Supplied data:

┌──

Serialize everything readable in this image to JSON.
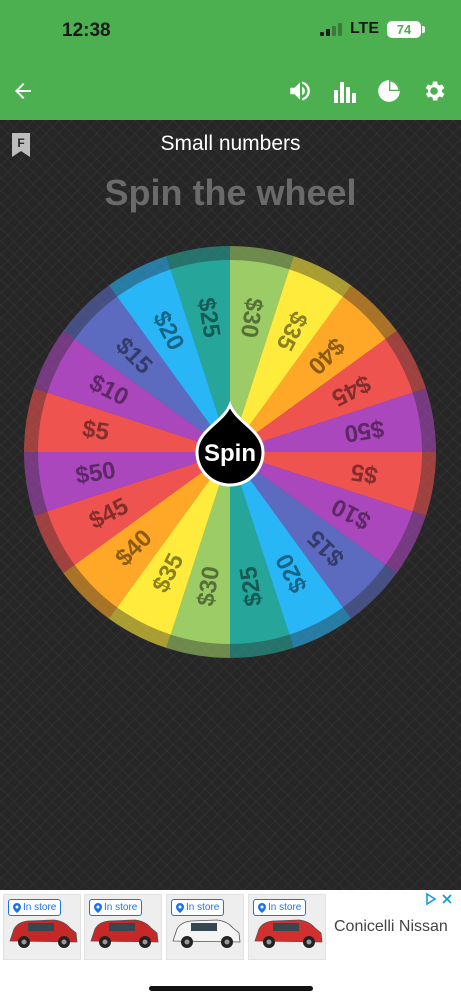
{
  "status_bar": {
    "time": "12:38",
    "network": "LTE",
    "battery": "74"
  },
  "app_bar": {
    "icons": [
      "back-arrow-icon",
      "volume-icon",
      "stats-bar-chart-icon",
      "pie-chart-icon",
      "settings-gear-icon"
    ]
  },
  "preset_name": "Small numbers",
  "wheel_title": "Spin the wheel",
  "spin_label": "Spin",
  "wheel_segments": [
    {
      "label": "$30",
      "color": "#9ccc65"
    },
    {
      "label": "$35",
      "color": "#ffeb3b"
    },
    {
      "label": "$40",
      "color": "#ffa726"
    },
    {
      "label": "$45",
      "color": "#ef5350"
    },
    {
      "label": "$50",
      "color": "#ab47bc"
    },
    {
      "label": "$5",
      "color": "#ef5350"
    },
    {
      "label": "$10",
      "color": "#ab47bc"
    },
    {
      "label": "$15",
      "color": "#5c6bc0"
    },
    {
      "label": "$20",
      "color": "#29b6f6"
    },
    {
      "label": "$25",
      "color": "#26a69a"
    },
    {
      "label": "$30",
      "color": "#9ccc65"
    },
    {
      "label": "$35",
      "color": "#ffeb3b"
    },
    {
      "label": "$40",
      "color": "#ffa726"
    },
    {
      "label": "$45",
      "color": "#ef5350"
    },
    {
      "label": "$50",
      "color": "#ab47bc"
    },
    {
      "label": "$5",
      "color": "#ef5350"
    },
    {
      "label": "$10",
      "color": "#ab47bc"
    },
    {
      "label": "$15",
      "color": "#5c6bc0"
    },
    {
      "label": "$20",
      "color": "#29b6f6"
    },
    {
      "label": "$25",
      "color": "#26a69a"
    }
  ],
  "ad": {
    "badges": [
      "In store",
      "In store",
      "In store",
      "In store"
    ],
    "car_colors": [
      "#c62828",
      "#c62828",
      "#f5f5f5",
      "#d32f2f"
    ],
    "advertiser": "Conicelli Nissan"
  },
  "colors": {
    "app_green": "#4caf50",
    "background": "#262626",
    "title_gray": "#6a6a6a"
  }
}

└──

Omit every picture while copying the listing above exactly.

Solution:
Serialize everything readable in this image to JSON.
{
  "status_bar": {
    "time": "12:38",
    "network": "LTE",
    "battery": "74"
  },
  "app_bar": {
    "icons": [
      "back-arrow-icon",
      "volume-icon",
      "stats-bar-chart-icon",
      "pie-chart-icon",
      "settings-gear-icon"
    ]
  },
  "preset_name": "Small numbers",
  "wheel_title": "Spin the wheel",
  "spin_label": "Spin",
  "wheel_segments": [
    {
      "label": "$30",
      "color": "#9ccc65"
    },
    {
      "label": "$35",
      "color": "#ffeb3b"
    },
    {
      "label": "$40",
      "color": "#ffa726"
    },
    {
      "label": "$45",
      "color": "#ef5350"
    },
    {
      "label": "$50",
      "color": "#ab47bc"
    },
    {
      "label": "$5",
      "color": "#ef5350"
    },
    {
      "label": "$10",
      "color": "#ab47bc"
    },
    {
      "label": "$15",
      "color": "#5c6bc0"
    },
    {
      "label": "$20",
      "color": "#29b6f6"
    },
    {
      "label": "$25",
      "color": "#26a69a"
    },
    {
      "label": "$30",
      "color": "#9ccc65"
    },
    {
      "label": "$35",
      "color": "#ffeb3b"
    },
    {
      "label": "$40",
      "color": "#ffa726"
    },
    {
      "label": "$45",
      "color": "#ef5350"
    },
    {
      "label": "$50",
      "color": "#ab47bc"
    },
    {
      "label": "$5",
      "color": "#ef5350"
    },
    {
      "label": "$10",
      "color": "#ab47bc"
    },
    {
      "label": "$15",
      "color": "#5c6bc0"
    },
    {
      "label": "$20",
      "color": "#29b6f6"
    },
    {
      "label": "$25",
      "color": "#26a69a"
    }
  ],
  "ad": {
    "badges": [
      "In store",
      "In store",
      "In store",
      "In store"
    ],
    "car_colors": [
      "#c62828",
      "#c62828",
      "#f5f5f5",
      "#d32f2f"
    ],
    "advertiser": "Conicelli Nissan"
  },
  "colors": {
    "app_green": "#4caf50",
    "background": "#262626",
    "title_gray": "#6a6a6a"
  }
}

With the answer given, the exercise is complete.